= THE PROBLEM =
All records should be reproduced verbatim.

= Data excerpts =
━━━━━━━━

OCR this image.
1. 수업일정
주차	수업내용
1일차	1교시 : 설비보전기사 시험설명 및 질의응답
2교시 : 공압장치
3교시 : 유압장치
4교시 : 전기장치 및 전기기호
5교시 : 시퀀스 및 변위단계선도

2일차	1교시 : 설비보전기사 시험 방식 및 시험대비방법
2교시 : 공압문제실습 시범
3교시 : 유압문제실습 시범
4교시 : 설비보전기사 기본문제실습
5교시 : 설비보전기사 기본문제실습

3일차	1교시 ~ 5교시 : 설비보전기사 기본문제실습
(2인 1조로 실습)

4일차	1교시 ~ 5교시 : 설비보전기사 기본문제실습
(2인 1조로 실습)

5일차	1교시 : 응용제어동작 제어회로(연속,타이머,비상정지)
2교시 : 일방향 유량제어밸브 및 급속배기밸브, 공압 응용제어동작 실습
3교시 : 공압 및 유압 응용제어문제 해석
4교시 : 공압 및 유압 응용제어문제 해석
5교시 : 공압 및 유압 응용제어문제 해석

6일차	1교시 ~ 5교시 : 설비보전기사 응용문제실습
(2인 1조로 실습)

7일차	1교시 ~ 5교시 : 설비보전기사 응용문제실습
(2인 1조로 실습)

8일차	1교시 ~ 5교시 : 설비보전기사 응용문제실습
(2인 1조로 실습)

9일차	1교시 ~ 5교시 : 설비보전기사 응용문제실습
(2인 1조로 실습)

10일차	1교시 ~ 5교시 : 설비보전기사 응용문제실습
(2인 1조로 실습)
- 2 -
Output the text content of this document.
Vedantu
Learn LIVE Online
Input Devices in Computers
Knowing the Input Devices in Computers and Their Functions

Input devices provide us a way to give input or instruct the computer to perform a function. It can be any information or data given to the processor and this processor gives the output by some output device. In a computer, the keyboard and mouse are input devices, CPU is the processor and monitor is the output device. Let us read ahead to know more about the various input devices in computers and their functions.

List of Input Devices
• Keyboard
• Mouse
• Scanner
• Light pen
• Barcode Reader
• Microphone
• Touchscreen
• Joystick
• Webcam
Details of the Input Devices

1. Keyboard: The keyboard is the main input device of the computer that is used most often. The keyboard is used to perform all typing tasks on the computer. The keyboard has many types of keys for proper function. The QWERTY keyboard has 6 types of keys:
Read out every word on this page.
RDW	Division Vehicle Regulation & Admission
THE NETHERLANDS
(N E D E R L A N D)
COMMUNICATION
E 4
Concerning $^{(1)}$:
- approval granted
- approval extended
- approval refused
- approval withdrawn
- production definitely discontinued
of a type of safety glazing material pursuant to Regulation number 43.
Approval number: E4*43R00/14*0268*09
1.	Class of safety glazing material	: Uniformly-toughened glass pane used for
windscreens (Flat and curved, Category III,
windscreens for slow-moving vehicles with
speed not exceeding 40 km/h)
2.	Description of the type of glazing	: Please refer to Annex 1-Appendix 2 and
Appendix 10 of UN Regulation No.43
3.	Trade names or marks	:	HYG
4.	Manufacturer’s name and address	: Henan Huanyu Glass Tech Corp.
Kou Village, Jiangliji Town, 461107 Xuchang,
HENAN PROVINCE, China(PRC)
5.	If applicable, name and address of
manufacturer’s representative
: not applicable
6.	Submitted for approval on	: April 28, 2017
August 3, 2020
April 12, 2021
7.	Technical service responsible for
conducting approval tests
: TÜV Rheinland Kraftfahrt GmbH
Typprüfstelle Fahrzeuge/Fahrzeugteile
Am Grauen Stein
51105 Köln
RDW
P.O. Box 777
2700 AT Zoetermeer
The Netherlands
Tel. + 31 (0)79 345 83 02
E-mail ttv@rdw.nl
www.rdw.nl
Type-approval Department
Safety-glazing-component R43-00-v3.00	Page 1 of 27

━━━━━━━━

= CORRECT RESULT =
OCR this image.
1. 수업일정
주차	수업내용
1일차	1교시 : 설비보전기사 시험설명 및 질의응답
2교시 : 공압장치
3교시 : 유압장치
4교시 : 전기장치 및 전기기호
5교시 : 시퀀스 및 변위단계선도

2일차	1교시 : 설비보전기사 시험 방식 및 시험대비방법
2교시 : 공압문제실습 시범
3교시 : 유압문제실습 시범
4교시 : 설비보전기사 기본문제실습
5교시 : 설비보전기사 기본문제실습

3일차	1교시 ~ 5교시 : 설비보전기사 기본문제실습
(2인 1조로 실습)

4일차	1교시 ~ 5교시 : 설비보전기사 기본문제실습
(2인 1조로 실습)

5일차	1교시 : 응용제어동작 제어회로(연속,타이머,비상정지)
2교시 : 일방향 유량제어밸브 및 급속배기밸브, 공압 응용제어동작 실습
3교시 : 공압 및 유압 응용제어문제 해석
4교시 : 공압 및 유압 응용제어문제 해석
5교시 : 공압 및 유압 응용제어문제 해석

6일차	1교시 ~ 5교시 : 설비보전기사 응용문제실습
(2인 1조로 실습)

7일차	1교시 ~ 5교시 : 설비보전기사 응용문제실습
(2인 1조로 실습)

8일차	1교시 ~ 5교시 : 설비보전기사 응용문제실습
(2인 1조로 실습)

9일차	1교시 ~ 5교시 : 설비보전기사 응용문제실습
(2인 1조로 실습)

10일차	1교시 ~ 5교시 : 설비보전기사 응용문제실습
(2인 1조로 실습)
- 2 -
Output the text content of this document.
Vedantu
Learn LIVE Online
Input Devices in Computers
Knowing the Input Devices in Computers and Their Functions

Input devices provide us a way to give input or instruct the computer to perform a function. It can be any information or data given to the processor and this processor gives the output by some output device. In a computer, the keyboard and mouse are input devices, CPU is the processor and monitor is the output device. Let us read ahead to know more about the various input devices in computers and their functions.

List of Input Devices
• Keyboard
• Mouse
• Scanner
• Light pen
• Barcode Reader
• Microphone
• Touchscreen
• Joystick
• Webcam
Details of the Input Devices

1. Keyboard: The keyboard is the main input device of the computer that is used most often. The keyboard is used to perform all typing tasks on the computer. The keyboard has many types of keys for proper function. The QWERTY keyboard has 6 types of keys:
Read out every word on this page.
RDW	Division Vehicle Regulation & Admission
THE NETHERLANDS
(N E D E R L A N D)
COMMUNICATION
E 4
Concerning $^{(1)}$:
- approval granted
- approval extended
- approval refused
- approval withdrawn
- production definitely discontinued
of a type of safety glazing material pursuant to Regulation number 43.
Approval number: E4*43R00/14*0268*09
1.	Class of safety glazing material	: Uniformly-toughened glass pane used for
windscreens (Flat and curved, Category III,
windscreens for slow-moving vehicles with
speed not exceeding 40 km/h)
2.	Description of the type of glazing	: Please refer to Annex 1-Appendix 2 and
Appendix 10 of UN Regulation No.43
3.	Trade names or marks	:	HYG
4.	Manufacturer’s name and address	: Henan Huanyu Glass Tech Corp.
Kou Village, Jiangliji Town, 461107 Xuchang,
HENAN PROVINCE, China(PRC)
5.	If applicable, name and address of
manufacturer’s representative
: not applicable
6.	Submitted for approval on	: April 28, 2017
August 3, 2020
April 12, 2021
7.	Technical service responsible for
conducting approval tests
: TÜV Rheinland Kraftfahrt GmbH
Typprüfstelle Fahrzeuge/Fahrzeugteile
Am Grauen Stein
51105 Köln
RDW
P.O. Box 777
2700 AT Zoetermeer
The Netherlands
Tel. + 31 (0)79 345 83 02
E-mail ttv@rdw.nl
www.rdw.nl
Type-approval Department
Safety-glazing-component R43-00-v3.00	Page 1 of 27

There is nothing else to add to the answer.